• _Records for this exercise_
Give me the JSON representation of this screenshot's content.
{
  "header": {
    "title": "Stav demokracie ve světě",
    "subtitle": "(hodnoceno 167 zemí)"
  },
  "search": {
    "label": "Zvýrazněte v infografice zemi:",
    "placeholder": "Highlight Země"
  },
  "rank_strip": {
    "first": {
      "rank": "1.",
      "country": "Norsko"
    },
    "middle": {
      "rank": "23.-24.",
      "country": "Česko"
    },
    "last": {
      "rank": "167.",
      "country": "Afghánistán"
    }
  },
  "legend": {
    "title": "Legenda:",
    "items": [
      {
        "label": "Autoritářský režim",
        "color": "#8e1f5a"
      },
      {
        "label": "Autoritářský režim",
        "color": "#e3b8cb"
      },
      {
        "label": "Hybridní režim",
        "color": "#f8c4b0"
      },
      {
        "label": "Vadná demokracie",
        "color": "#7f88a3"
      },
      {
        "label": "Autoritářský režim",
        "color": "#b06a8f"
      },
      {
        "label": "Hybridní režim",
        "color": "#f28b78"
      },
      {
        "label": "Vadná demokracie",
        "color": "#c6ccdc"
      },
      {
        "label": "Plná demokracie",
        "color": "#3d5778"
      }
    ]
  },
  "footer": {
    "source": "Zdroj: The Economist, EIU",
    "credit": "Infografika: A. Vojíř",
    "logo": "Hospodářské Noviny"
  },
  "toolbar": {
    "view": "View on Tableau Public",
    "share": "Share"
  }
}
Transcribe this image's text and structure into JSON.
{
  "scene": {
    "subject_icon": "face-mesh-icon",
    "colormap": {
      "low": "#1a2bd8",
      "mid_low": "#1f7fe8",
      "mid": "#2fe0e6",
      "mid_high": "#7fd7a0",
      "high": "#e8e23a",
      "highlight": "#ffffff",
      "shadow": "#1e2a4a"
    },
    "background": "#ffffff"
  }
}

• _Instructions to follow_
The records above need to be transcribed in full. Keep every character unchanged.

• _Solution to this task_
Give me the JSON representation of this screenshot's content.
{
  "header": {
    "title": "Stav demokracie ve světě",
    "subtitle": "(hodnoceno 167 zemí)"
  },
  "search": {
    "label": "Zvýrazněte v infografice zemi:",
    "placeholder": "Highlight Země"
  },
  "rank_strip": {
    "first": {
      "rank": "1.",
      "country": "Norsko"
    },
    "middle": {
      "rank": "23.-24.",
      "country": "Česko"
    },
    "last": {
      "rank": "167.",
      "country": "Afghánistán"
    }
  },
  "legend": {
    "title": "Legenda:",
    "items": [
      {
        "label": "Autoritářský režim",
        "color": "#8e1f5a"
      },
      {
        "label": "Autoritářský režim",
        "color": "#e3b8cb"
      },
      {
        "label": "Hybridní režim",
        "color": "#f8c4b0"
      },
      {
        "label": "Vadná demokracie",
        "color": "#7f88a3"
      },
      {
        "label": "Autoritářský režim",
        "color": "#b06a8f"
      },
      {
        "label": "Hybridní režim",
        "color": "#f28b78"
      },
      {
        "label": "Vadná demokracie",
        "color": "#c6ccdc"
      },
      {
        "label": "Plná demokracie",
        "color": "#3d5778"
      }
    ]
  },
  "footer": {
    "source": "Zdroj: The Economist, EIU",
    "credit": "Infografika: A. Vojíř",
    "logo": "Hospodářské Noviny"
  },
  "toolbar": {
    "view": "View on Tableau Public",
    "share": "Share"
  }
}
Transcribe this image's text and structure into JSON.
{
  "scene": {
    "subject_icon": "face-mesh-icon",
    "colormap": {
      "low": "#1a2bd8",
      "mid_low": "#1f7fe8",
      "mid": "#2fe0e6",
      "mid_high": "#7fd7a0",
      "high": "#e8e23a",
      "highlight": "#ffffff",
      "shadow": "#1e2a4a"
    },
    "background": "#ffffff"
  }
}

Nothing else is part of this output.